Job:
Every entry must be copied word for word.

Data records
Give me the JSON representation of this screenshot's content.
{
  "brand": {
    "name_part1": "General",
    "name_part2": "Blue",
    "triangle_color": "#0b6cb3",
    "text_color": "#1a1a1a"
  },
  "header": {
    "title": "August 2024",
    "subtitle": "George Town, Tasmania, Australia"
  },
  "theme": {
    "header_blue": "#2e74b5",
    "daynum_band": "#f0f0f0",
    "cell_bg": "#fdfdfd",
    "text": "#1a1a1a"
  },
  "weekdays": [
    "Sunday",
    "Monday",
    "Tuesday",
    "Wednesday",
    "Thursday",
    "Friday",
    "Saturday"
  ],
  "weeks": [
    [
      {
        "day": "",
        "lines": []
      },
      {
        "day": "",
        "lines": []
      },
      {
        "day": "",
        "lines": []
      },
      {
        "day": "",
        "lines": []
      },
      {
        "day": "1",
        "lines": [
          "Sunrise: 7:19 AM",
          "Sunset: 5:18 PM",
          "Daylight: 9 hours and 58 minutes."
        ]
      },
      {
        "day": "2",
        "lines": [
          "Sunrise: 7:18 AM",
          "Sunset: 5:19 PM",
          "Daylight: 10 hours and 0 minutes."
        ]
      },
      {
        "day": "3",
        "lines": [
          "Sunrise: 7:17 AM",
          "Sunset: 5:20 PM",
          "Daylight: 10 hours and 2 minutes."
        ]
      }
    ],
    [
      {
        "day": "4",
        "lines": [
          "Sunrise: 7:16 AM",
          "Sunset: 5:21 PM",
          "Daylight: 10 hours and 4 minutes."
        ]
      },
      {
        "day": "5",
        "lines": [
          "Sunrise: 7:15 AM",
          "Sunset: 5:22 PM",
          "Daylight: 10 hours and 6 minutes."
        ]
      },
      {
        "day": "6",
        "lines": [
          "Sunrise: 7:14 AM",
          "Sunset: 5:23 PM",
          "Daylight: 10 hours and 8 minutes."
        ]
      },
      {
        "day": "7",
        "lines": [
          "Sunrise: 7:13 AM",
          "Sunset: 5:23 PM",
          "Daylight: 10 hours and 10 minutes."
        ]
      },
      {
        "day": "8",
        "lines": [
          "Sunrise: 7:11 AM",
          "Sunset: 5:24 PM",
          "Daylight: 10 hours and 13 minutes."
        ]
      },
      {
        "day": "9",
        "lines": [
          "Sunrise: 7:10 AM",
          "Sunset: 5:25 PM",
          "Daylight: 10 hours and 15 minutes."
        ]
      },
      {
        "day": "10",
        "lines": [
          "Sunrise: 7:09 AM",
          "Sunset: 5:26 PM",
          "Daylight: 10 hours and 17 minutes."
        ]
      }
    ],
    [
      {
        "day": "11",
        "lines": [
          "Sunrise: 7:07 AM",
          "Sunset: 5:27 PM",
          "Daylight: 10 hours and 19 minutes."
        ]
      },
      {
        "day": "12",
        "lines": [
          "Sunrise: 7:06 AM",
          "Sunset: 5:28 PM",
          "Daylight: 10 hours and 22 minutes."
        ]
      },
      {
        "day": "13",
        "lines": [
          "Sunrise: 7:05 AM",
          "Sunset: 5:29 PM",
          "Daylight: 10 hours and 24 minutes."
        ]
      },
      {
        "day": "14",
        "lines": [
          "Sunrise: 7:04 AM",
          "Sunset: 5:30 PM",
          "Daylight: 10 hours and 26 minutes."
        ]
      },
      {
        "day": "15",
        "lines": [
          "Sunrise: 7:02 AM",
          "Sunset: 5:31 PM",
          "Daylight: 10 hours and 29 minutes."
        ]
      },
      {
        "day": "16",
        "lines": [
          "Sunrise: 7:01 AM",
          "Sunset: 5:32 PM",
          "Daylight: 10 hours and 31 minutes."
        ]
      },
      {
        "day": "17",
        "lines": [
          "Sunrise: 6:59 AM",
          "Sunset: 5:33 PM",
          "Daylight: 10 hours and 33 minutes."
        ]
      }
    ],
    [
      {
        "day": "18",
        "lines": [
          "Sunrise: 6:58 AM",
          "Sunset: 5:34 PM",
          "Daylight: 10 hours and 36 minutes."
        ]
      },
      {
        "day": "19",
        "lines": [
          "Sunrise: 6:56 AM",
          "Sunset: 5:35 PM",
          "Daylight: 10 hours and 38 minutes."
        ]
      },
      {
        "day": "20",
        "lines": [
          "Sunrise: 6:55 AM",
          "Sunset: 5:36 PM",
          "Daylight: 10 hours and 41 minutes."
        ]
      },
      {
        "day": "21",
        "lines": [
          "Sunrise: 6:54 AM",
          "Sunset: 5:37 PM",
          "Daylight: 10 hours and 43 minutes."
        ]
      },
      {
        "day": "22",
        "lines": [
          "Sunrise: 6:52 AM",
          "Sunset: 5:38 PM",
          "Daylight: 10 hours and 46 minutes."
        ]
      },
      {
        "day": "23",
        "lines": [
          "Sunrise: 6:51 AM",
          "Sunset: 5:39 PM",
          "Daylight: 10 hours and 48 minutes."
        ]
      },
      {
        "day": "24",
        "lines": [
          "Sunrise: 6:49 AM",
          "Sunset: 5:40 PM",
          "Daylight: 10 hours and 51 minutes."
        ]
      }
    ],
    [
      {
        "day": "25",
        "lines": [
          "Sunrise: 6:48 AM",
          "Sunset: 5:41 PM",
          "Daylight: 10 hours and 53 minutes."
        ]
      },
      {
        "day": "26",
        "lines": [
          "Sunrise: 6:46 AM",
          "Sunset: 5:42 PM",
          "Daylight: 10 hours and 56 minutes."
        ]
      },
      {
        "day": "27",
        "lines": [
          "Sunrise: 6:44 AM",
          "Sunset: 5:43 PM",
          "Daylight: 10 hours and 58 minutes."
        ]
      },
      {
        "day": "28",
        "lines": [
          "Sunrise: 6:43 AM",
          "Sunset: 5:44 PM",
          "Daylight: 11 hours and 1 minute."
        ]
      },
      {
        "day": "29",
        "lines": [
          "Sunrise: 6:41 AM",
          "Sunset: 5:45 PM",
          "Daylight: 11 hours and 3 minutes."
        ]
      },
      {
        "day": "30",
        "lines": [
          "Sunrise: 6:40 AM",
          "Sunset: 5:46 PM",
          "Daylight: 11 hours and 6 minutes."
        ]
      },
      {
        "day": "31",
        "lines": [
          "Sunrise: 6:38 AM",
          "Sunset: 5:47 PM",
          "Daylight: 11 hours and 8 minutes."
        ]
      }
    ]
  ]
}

Output of the task:
Give me the JSON representation of this screenshot's content.
{
  "brand": {
    "name_part1": "General",
    "name_part2": "Blue",
    "triangle_color": "#0b6cb3",
    "text_color": "#1a1a1a"
  },
  "header": {
    "title": "August 2024",
    "subtitle": "George Town, Tasmania, Australia"
  },
  "theme": {
    "header_blue": "#2e74b5",
    "daynum_band": "#f0f0f0",
    "cell_bg": "#fdfdfd",
    "text": "#1a1a1a"
  },
  "weekdays": [
    "Sunday",
    "Monday",
    "Tuesday",
    "Wednesday",
    "Thursday",
    "Friday",
    "Saturday"
  ],
  "weeks": [
    [
      {
        "day": "",
        "lines": []
      },
      {
        "day": "",
        "lines": []
      },
      {
        "day": "",
        "lines": []
      },
      {
        "day": "",
        "lines": []
      },
      {
        "day": "1",
        "lines": [
          "Sunrise: 7:19 AM",
          "Sunset: 5:18 PM",
          "Daylight: 9 hours and 58 minutes."
        ]
      },
      {
        "day": "2",
        "lines": [
          "Sunrise: 7:18 AM",
          "Sunset: 5:19 PM",
          "Daylight: 10 hours and 0 minutes."
        ]
      },
      {
        "day": "3",
        "lines": [
          "Sunrise: 7:17 AM",
          "Sunset: 5:20 PM",
          "Daylight: 10 hours and 2 minutes."
        ]
      }
    ],
    [
      {
        "day": "4",
        "lines": [
          "Sunrise: 7:16 AM",
          "Sunset: 5:21 PM",
          "Daylight: 10 hours and 4 minutes."
        ]
      },
      {
        "day": "5",
        "lines": [
          "Sunrise: 7:15 AM",
          "Sunset: 5:22 PM",
          "Daylight: 10 hours and 6 minutes."
        ]
      },
      {
        "day": "6",
        "lines": [
          "Sunrise: 7:14 AM",
          "Sunset: 5:23 PM",
          "Daylight: 10 hours and 8 minutes."
        ]
      },
      {
        "day": "7",
        "lines": [
          "Sunrise: 7:13 AM",
          "Sunset: 5:23 PM",
          "Daylight: 10 hours and 10 minutes."
        ]
      },
      {
        "day": "8",
        "lines": [
          "Sunrise: 7:11 AM",
          "Sunset: 5:24 PM",
          "Daylight: 10 hours and 13 minutes."
        ]
      },
      {
        "day": "9",
        "lines": [
          "Sunrise: 7:10 AM",
          "Sunset: 5:25 PM",
          "Daylight: 10 hours and 15 minutes."
        ]
      },
      {
        "day": "10",
        "lines": [
          "Sunrise: 7:09 AM",
          "Sunset: 5:26 PM",
          "Daylight: 10 hours and 17 minutes."
        ]
      }
    ],
    [
      {
        "day": "11",
        "lines": [
          "Sunrise: 7:07 AM",
          "Sunset: 5:27 PM",
          "Daylight: 10 hours and 19 minutes."
        ]
      },
      {
        "day": "12",
        "lines": [
          "Sunrise: 7:06 AM",
          "Sunset: 5:28 PM",
          "Daylight: 10 hours and 22 minutes."
        ]
      },
      {
        "day": "13",
        "lines": [
          "Sunrise: 7:05 AM",
          "Sunset: 5:29 PM",
          "Daylight: 10 hours and 24 minutes."
        ]
      },
      {
        "day": "14",
        "lines": [
          "Sunrise: 7:04 AM",
          "Sunset: 5:30 PM",
          "Daylight: 10 hours and 26 minutes."
        ]
      },
      {
        "day": "15",
        "lines": [
          "Sunrise: 7:02 AM",
          "Sunset: 5:31 PM",
          "Daylight: 10 hours and 29 minutes."
        ]
      },
      {
        "day": "16",
        "lines": [
          "Sunrise: 7:01 AM",
          "Sunset: 5:32 PM",
          "Daylight: 10 hours and 31 minutes."
        ]
      },
      {
        "day": "17",
        "lines": [
          "Sunrise: 6:59 AM",
          "Sunset: 5:33 PM",
          "Daylight: 10 hours and 33 minutes."
        ]
      }
    ],
    [
      {
        "day": "18",
        "lines": [
          "Sunrise: 6:58 AM",
          "Sunset: 5:34 PM",
          "Daylight: 10 hours and 36 minutes."
        ]
      },
      {
        "day": "19",
        "lines": [
          "Sunrise: 6:56 AM",
          "Sunset: 5:35 PM",
          "Daylight: 10 hours and 38 minutes."
        ]
      },
      {
        "day": "20",
        "lines": [
          "Sunrise: 6:55 AM",
          "Sunset: 5:36 PM",
          "Daylight: 10 hours and 41 minutes."
        ]
      },
      {
        "day": "21",
        "lines": [
          "Sunrise: 6:54 AM",
          "Sunset: 5:37 PM",
          "Daylight: 10 hours and 43 minutes."
        ]
      },
      {
        "day": "22",
        "lines": [
          "Sunrise: 6:52 AM",
          "Sunset: 5:38 PM",
          "Daylight: 10 hours and 46 minutes."
        ]
      },
      {
        "day": "23",
        "lines": [
          "Sunrise: 6:51 AM",
          "Sunset: 5:39 PM",
          "Daylight: 10 hours and 48 minutes."
        ]
      },
      {
        "day": "24",
        "lines": [
          "Sunrise: 6:49 AM",
          "Sunset: 5:40 PM",
          "Daylight: 10 hours and 51 minutes."
        ]
      }
    ],
    [
      {
        "day": "25",
        "lines": [
          "Sunrise: 6:48 AM",
          "Sunset: 5:41 PM",
          "Daylight: 10 hours and 53 minutes."
        ]
      },
      {
        "day": "26",
        "lines": [
          "Sunrise: 6:46 AM",
          "Sunset: 5:42 PM",
          "Daylight: 10 hours and 56 minutes."
        ]
      },
      {
        "day": "27",
        "lines": [
          "Sunrise: 6:44 AM",
          "Sunset: 5:43 PM",
          "Daylight: 10 hours and 58 minutes."
        ]
      },
      {
        "day": "28",
        "lines": [
          "Sunrise: 6:43 AM",
          "Sunset: 5:44 PM",
          "Daylight: 11 hours and 1 minute."
        ]
      },
      {
        "day": "29",
        "lines": [
          "Sunrise: 6:41 AM",
          "Sunset: 5:45 PM",
          "Daylight: 11 hours and 3 minutes."
        ]
      },
      {
        "day": "30",
        "lines": [
          "Sunrise: 6:40 AM",
          "Sunset: 5:46 PM",
          "Daylight: 11 hours and 6 minutes."
        ]
      },
      {
        "day": "31",
        "lines": [
          "Sunrise: 6:38 AM",
          "Sunset: 5:47 PM",
          "Daylight: 11 hours and 8 minutes."
        ]
      }
    ]
  ]
}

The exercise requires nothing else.